Bearbeiten Sie den Abschnitt des Auszugs zur Insiderinformation, der mit den Worten „Im Zentrum dieser“ beginnt und mit „hinreichend wahrscheinlich ist.“ schließt, indem Sie ihn wiedergeben und dabei „Zwischenschritte“ durch „Teilschritte“ ersetzen.

**AUSGEWÄHLTER AUSZUG:**
··········
Im Zentrum dieser juristischen Auseinandersetzung steht die Frage, ob bei einem gestreckten Vorgang bzw. zukunftsbezogenen Sachverhalten eine – publizitätspflichtige – Insiderinformation bereits dann vorliegen kann, wenn Zwischenschritte zur Erreichung des angestrebten Ereignisse verwirklicht sind oder erst dann, wenn der Eintritt des angestrebten Ereignisses hinreichend wahrscheinlich ist.

Nach Ansicht des BGH kommt es zur Klärung dieser Rechtsfrage darauf an, wie die beiden dem § 13 WpHG zugrunde liegenden Artikel der relevanten Richtlinien (Art. 1 I der Marktmißbrauchsrichtlinie 2003/6/EG und Art. 1 I und II der Durchführungsrichtlinie 2003/124/EG) auszulegen sind. Der BGH lässt in seinem Vorlagebeschluss klar erkennen, dass es nicht zwingend für die Kursrelevanz eines bereits eingetretenen Umstandes darauf ankommt, ob ein damit verknüpfter zukünftiger Umstand hinreichend wahrscheinlich eintritt, sondern vielmehr darauf abzustellen ist, ob ein verständiger Anleger die Information (also den Teilschritt) selbst berücksichtigen oder wahrscheinlich als Teil seiner Anlageentscheidung nutzen würde. Das Kriterium der „Kursrelevanz“ tritt demnach auch bei mehrstufigen Entscheidungsprozessen selbständig in den Vordergrund; die Frage der hinreichenden Eintrittswahrscheinlichkeit dagegen in den Hintergrund.

Der EuGH muss als zweite Frage klären, ob für eine Publizitätspflicht eine „überwiegende“ oder sogar eine „hohe“ Wahrscheinlichkeit erforderlich ist oder ob das Maß der Wahrscheinlichkeit vom Ausmaß der Auswirkungen auf den Emittenten abhängt und es somit bei hoher Eignung zur Kursbeeinflussung auch genügen kann, wenn der Eintritt des zukünftigen Ereignisses zwar offen, aber zumindest nicht unwahrscheinlich ist. Der BGH führt insoweit aus, dass zwar einerseits die Eintrittswahrscheinlichkeit eines Ereignisses für einen verständigen Anleger bei seiner Anlageentscheidung von besonderer Bedeutung sei, andererseits aber auch Entscheidungsprozesse mit offenem Ausgang für den Anleger bei seiner Entscheidung über den Kauf oder Verkauf von Wertpapieren relevant sein können. Mit anderen Worten: Der BGH korrigiert seine bisherige Rechtsprechung, in der er eine hinreichende Wahrscheinlichkeit für erforderlich gehalten hat (vgl. BGH, NZG 2008, 300) und hält nun offenbar auch eine Eintrittserwartung von unter 50 % für möglicherweise ausreichend. Zweifel an seiner bisherigen Rechtsprechung sind dem BGH vor dem Hintergrund einer Entscheidung des EuGH aus dem Jahre 2009 gekommen, die sich mit dem engen Zusammenhang zwischen dem Verbot von Insidergeschäften und dem Begriff der Insiderinformation und damit mit den Vorteilen befasst, die eine Insiderinformation dem Insider verschaffen kann (vgl. EuGH, NZG 2010, 107). Diese Zweifel sieht der BGH auch in der englischen und französischen Fassung der rele- vanten Richtlinie begründet.
··········
**DARGESTELLTE ANGABEN:**

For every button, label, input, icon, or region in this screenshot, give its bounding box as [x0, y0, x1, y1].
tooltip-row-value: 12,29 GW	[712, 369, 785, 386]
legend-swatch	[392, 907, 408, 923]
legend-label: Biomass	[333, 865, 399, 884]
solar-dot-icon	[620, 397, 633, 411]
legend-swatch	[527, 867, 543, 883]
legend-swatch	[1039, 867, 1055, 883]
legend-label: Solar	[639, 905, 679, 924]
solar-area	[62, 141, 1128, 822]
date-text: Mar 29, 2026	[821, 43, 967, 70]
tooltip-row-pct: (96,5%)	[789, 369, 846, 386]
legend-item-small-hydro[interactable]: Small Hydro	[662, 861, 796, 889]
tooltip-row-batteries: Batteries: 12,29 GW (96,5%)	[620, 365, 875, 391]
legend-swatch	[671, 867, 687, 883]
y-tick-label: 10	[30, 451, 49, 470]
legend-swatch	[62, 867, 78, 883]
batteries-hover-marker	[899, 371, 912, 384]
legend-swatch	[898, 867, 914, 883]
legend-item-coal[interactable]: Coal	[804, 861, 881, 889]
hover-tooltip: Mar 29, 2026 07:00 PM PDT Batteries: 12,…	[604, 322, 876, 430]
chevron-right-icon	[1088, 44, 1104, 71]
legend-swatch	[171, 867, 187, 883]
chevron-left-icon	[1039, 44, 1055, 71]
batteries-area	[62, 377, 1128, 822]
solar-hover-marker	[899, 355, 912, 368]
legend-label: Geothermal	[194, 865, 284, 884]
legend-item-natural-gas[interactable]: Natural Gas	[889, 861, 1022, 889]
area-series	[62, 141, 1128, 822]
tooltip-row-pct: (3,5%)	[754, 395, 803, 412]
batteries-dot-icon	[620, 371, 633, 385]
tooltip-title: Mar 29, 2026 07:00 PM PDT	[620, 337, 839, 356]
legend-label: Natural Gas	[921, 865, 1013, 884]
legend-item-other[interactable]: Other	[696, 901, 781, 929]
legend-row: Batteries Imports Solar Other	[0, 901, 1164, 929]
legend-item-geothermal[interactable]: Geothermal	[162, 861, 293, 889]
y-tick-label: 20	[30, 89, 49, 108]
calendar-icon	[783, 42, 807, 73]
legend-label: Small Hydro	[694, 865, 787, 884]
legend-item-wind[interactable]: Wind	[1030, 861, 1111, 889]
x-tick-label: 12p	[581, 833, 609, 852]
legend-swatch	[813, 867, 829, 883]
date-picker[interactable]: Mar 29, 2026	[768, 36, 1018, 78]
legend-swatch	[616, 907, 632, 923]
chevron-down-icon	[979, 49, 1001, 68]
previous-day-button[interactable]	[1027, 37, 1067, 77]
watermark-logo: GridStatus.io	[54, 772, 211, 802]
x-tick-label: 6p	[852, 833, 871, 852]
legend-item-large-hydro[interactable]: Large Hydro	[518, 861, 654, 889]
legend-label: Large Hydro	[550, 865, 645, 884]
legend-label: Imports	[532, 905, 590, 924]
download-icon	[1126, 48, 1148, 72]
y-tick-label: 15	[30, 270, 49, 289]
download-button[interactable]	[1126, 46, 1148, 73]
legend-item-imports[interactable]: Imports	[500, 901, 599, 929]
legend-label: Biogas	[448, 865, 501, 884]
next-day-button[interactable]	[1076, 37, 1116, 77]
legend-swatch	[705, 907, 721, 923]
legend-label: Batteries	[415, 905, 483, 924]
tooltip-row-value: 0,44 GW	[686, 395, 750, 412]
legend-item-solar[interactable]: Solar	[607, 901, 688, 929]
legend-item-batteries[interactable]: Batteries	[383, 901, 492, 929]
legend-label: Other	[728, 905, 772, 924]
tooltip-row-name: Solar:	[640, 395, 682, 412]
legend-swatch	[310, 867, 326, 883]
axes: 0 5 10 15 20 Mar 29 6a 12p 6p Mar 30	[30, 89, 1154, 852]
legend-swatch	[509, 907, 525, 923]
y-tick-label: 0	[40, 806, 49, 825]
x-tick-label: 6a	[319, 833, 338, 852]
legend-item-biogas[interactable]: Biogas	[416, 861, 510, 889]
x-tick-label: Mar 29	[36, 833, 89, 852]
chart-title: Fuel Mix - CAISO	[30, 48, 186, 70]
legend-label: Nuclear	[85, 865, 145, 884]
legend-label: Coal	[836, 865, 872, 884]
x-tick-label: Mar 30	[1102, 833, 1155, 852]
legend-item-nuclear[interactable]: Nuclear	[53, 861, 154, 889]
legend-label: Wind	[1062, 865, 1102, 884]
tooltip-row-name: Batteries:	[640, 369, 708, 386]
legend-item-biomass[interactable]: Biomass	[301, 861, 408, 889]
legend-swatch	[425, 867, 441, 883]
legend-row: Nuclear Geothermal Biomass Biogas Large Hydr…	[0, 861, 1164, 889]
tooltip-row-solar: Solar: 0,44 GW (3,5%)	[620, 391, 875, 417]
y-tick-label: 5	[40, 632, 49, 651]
··········
**LÖSUNG:**
Im Zentrum dieser juristischen Auseinandersetzung steht die Frage, ob bei einem gestreckten Vorgang bzw. zukunftsbezogenen Sachverhalten eine – publizitätspflichtige – Insiderinformation bereits dann vorliegen kann, wenn Teilschritte zur Erreichung des angestrebten Ereignisse verwirklicht sind oder erst dann, wenn der Eintritt des angestrebten Ereignisses hinreichend wahrscheinlich ist.